WHAT YOU WILL DO: Return the count of lines that mention "Unicode", with no other words.

------ INFORMATION PROVIDED ------

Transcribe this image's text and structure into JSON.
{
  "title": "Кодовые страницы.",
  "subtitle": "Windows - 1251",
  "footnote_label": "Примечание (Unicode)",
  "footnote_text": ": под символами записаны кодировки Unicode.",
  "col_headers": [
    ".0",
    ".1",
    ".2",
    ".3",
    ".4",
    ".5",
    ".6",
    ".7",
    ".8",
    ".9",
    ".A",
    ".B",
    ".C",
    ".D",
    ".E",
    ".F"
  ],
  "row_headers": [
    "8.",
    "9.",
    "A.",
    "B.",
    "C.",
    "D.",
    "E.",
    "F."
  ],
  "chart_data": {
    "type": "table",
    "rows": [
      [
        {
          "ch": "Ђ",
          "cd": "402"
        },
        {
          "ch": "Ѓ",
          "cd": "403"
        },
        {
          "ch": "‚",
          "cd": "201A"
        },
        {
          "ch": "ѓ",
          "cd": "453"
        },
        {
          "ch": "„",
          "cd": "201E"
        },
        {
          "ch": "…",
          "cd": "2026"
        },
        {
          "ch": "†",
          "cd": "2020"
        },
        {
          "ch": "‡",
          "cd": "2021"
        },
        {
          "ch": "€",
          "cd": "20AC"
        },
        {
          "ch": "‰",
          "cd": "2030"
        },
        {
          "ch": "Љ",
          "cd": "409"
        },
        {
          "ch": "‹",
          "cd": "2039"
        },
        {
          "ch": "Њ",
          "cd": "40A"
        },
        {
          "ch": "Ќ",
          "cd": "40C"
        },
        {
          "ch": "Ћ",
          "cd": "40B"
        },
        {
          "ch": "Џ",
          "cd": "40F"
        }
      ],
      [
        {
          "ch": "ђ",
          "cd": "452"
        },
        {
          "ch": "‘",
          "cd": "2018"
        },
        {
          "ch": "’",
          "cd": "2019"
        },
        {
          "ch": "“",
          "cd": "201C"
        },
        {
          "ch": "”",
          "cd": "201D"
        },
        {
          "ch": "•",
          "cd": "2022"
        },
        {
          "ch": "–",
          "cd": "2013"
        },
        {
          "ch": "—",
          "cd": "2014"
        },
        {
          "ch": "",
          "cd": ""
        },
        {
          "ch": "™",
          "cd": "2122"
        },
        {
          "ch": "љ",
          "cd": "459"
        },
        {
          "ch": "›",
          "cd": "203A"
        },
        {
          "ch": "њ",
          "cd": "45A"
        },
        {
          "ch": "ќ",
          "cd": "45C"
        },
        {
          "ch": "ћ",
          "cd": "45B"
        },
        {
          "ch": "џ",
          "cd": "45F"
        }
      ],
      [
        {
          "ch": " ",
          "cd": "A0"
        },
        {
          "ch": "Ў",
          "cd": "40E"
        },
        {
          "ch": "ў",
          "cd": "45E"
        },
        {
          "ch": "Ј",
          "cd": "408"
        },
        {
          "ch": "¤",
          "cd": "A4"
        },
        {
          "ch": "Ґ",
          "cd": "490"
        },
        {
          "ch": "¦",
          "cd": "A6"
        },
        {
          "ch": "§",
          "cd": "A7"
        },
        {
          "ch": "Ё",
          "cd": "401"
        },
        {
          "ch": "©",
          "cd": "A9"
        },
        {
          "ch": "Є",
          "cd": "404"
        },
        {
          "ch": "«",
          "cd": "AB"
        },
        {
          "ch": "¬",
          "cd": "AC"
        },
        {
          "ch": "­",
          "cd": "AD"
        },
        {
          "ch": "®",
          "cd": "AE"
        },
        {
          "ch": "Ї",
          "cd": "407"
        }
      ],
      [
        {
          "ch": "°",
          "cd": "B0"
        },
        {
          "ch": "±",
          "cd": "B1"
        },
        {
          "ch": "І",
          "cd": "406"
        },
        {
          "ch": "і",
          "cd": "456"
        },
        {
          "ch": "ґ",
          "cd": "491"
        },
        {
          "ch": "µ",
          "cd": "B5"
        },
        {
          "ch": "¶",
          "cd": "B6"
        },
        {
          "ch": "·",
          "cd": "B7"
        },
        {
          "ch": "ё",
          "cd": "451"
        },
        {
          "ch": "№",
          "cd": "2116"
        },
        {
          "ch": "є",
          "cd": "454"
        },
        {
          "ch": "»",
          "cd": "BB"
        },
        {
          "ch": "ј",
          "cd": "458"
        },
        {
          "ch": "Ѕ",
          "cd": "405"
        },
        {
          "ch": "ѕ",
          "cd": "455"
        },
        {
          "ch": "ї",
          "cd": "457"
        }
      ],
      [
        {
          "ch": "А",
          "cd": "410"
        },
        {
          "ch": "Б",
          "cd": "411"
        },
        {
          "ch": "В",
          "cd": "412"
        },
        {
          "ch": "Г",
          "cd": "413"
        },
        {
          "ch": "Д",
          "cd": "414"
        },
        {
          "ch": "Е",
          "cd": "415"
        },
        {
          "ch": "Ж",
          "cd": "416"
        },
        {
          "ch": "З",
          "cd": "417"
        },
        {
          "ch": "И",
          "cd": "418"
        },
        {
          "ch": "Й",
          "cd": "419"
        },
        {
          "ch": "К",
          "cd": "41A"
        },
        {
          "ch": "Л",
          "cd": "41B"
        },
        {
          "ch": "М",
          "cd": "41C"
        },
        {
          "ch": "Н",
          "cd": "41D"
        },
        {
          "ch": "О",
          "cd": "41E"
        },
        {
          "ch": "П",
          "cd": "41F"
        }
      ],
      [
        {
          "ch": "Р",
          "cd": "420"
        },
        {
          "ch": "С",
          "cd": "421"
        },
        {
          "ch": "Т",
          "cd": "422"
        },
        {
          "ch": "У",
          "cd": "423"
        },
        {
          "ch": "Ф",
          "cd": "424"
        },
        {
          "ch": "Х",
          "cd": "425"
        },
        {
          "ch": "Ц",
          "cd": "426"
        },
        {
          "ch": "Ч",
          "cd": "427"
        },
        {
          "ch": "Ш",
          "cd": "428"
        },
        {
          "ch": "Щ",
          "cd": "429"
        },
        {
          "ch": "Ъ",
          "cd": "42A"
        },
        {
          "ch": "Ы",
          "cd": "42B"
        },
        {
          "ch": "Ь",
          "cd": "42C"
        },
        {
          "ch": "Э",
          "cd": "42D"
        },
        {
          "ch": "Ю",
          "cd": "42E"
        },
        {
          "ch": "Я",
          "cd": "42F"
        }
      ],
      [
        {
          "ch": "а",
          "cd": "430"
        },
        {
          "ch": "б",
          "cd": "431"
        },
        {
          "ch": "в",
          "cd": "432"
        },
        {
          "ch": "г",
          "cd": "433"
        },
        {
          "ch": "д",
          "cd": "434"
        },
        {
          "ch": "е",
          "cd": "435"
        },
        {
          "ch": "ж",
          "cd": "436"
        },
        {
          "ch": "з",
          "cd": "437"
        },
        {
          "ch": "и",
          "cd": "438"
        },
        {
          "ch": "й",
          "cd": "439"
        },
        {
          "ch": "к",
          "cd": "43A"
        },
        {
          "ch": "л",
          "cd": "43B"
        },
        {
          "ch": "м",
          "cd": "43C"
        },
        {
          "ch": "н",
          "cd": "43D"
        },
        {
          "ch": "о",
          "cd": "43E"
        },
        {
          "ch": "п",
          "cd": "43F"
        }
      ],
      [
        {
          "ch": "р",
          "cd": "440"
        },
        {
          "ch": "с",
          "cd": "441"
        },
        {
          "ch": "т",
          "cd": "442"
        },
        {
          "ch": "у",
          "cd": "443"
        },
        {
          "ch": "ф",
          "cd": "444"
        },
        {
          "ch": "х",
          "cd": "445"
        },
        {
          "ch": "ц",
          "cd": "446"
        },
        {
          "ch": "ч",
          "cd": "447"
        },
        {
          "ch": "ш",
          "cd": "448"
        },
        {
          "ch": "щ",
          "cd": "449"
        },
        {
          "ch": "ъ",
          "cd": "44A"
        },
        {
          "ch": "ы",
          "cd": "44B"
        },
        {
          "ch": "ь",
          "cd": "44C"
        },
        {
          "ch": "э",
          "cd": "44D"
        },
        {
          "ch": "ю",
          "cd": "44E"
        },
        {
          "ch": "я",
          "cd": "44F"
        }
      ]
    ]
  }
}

------

WRITTEN ANSWER: 2